• PROBLEM REQUIREMENTS
Gather all lines in the records below that include the word "ahsan".

BEGIN STORED RECORDS

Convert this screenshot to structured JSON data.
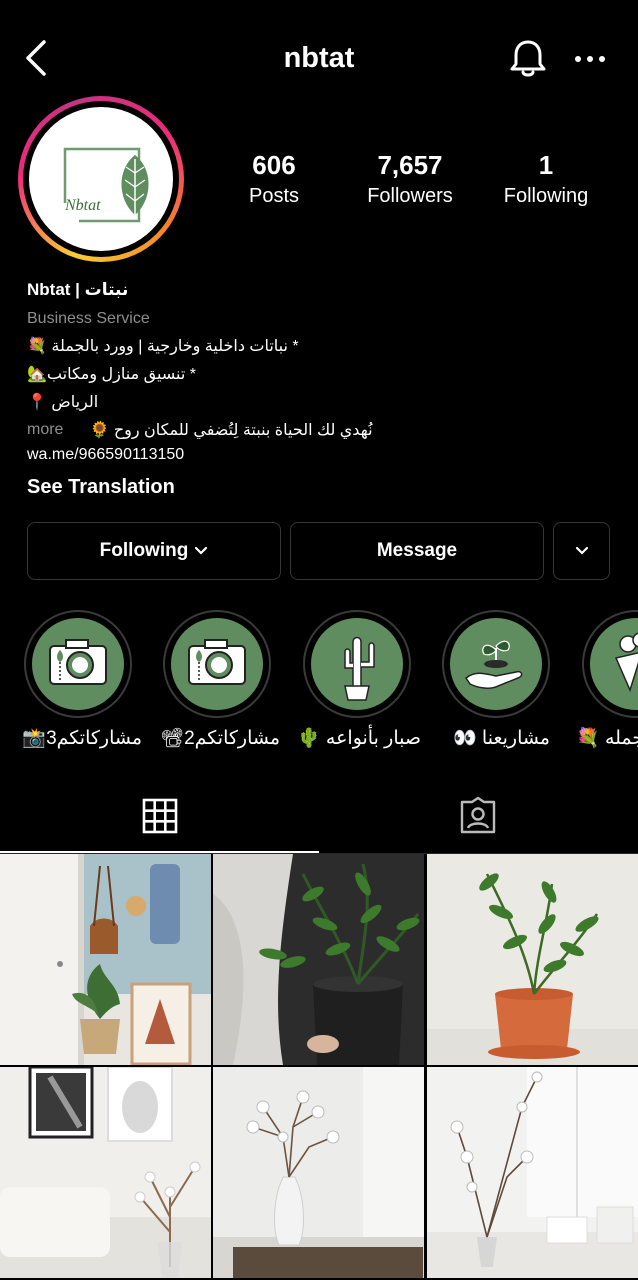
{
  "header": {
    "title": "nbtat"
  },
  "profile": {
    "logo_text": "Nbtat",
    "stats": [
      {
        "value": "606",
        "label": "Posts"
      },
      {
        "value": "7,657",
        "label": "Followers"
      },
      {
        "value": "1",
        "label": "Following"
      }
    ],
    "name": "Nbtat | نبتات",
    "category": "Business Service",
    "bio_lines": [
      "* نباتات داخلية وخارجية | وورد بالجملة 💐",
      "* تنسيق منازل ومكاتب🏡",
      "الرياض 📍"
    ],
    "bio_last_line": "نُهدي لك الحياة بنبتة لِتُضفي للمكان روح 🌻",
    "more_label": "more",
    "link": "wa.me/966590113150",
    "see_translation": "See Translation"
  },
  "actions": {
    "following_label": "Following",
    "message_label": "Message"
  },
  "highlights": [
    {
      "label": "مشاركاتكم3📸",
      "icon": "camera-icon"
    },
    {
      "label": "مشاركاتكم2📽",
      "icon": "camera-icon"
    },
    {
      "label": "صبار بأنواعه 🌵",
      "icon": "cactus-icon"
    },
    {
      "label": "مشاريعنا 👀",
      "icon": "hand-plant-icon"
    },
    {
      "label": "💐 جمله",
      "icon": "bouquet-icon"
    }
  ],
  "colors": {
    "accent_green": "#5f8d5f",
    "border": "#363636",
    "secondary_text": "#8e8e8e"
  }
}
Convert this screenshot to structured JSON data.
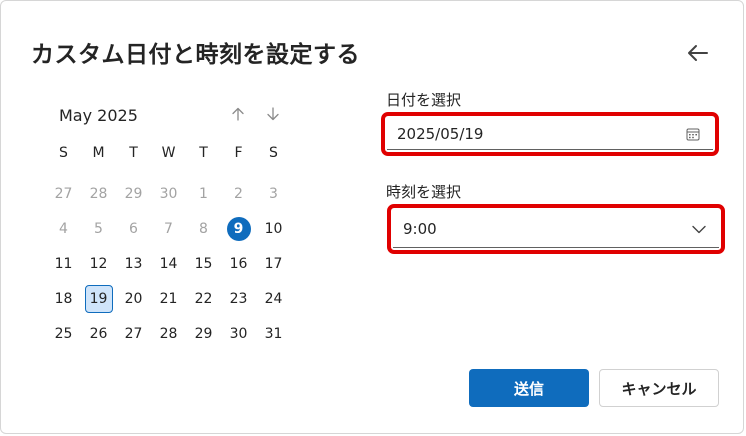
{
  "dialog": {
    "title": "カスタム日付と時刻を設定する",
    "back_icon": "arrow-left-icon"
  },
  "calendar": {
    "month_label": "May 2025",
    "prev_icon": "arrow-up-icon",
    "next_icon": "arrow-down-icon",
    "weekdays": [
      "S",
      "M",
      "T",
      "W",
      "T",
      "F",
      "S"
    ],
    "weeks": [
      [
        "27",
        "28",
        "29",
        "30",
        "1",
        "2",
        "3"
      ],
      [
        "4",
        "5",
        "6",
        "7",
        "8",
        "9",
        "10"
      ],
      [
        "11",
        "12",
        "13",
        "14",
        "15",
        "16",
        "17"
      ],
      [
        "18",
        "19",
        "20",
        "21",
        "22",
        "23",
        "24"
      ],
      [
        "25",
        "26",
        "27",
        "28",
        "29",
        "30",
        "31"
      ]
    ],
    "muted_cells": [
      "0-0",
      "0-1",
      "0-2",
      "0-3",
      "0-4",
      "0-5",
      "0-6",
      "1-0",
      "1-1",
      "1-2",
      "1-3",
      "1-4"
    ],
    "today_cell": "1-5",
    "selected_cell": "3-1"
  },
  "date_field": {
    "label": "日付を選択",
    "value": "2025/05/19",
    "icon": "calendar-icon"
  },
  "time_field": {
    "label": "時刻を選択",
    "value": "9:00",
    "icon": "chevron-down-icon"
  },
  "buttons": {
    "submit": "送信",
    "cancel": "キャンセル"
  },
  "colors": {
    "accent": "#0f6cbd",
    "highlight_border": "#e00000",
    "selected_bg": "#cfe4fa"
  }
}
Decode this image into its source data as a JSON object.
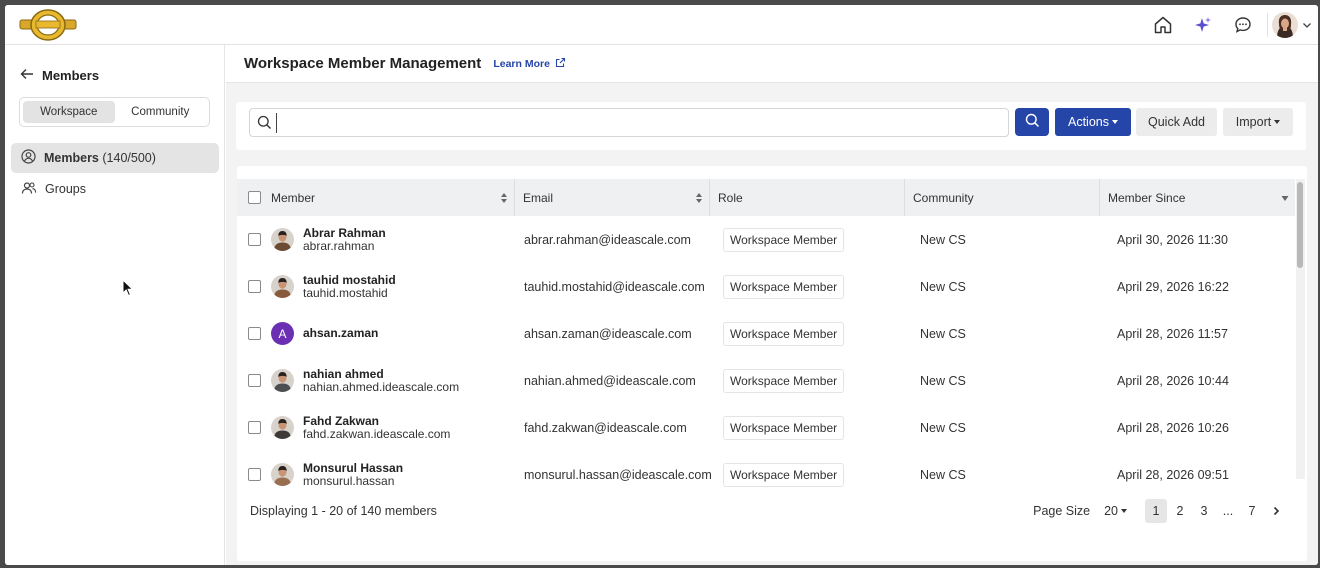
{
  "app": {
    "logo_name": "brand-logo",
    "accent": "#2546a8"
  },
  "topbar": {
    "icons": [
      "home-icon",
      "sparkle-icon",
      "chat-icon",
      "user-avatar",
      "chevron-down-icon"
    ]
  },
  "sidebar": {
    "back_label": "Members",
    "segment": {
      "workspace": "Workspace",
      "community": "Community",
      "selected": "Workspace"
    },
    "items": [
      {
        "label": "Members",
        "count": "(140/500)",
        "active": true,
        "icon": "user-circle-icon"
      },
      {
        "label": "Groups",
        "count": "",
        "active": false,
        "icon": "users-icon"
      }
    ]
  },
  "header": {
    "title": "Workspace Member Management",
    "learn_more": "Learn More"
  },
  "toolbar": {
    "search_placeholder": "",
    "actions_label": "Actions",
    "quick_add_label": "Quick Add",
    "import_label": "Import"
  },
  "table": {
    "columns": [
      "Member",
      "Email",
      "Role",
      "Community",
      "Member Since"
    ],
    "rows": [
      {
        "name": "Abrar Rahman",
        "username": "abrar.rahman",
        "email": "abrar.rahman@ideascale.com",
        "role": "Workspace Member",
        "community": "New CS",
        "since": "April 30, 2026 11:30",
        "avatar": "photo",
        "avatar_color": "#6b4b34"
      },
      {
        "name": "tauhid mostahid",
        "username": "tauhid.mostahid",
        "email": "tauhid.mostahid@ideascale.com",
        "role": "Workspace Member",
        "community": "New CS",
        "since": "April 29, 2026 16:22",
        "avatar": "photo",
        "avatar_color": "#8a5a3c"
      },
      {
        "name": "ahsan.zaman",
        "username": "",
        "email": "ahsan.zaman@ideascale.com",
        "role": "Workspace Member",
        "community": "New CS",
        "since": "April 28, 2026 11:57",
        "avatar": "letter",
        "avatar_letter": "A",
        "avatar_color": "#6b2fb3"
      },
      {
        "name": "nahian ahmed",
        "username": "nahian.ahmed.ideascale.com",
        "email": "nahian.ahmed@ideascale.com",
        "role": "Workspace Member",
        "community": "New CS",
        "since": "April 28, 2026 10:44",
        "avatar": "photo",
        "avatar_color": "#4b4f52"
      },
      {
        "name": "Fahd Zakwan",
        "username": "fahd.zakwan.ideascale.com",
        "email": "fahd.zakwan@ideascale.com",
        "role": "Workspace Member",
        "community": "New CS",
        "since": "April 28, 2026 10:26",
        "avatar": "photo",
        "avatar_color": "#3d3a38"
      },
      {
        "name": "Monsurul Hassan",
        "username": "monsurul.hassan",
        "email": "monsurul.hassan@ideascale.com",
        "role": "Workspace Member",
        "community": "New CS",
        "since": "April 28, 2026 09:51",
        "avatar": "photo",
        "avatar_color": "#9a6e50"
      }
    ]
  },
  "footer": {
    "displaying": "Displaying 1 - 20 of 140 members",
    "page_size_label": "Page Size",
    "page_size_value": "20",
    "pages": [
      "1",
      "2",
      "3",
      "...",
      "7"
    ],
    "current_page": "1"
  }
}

END STORED RECORDS

• EXERCISE RESPONSE
        "name": "ahsan.zaman",
        "email": "ahsan.zaman@ideascale.com",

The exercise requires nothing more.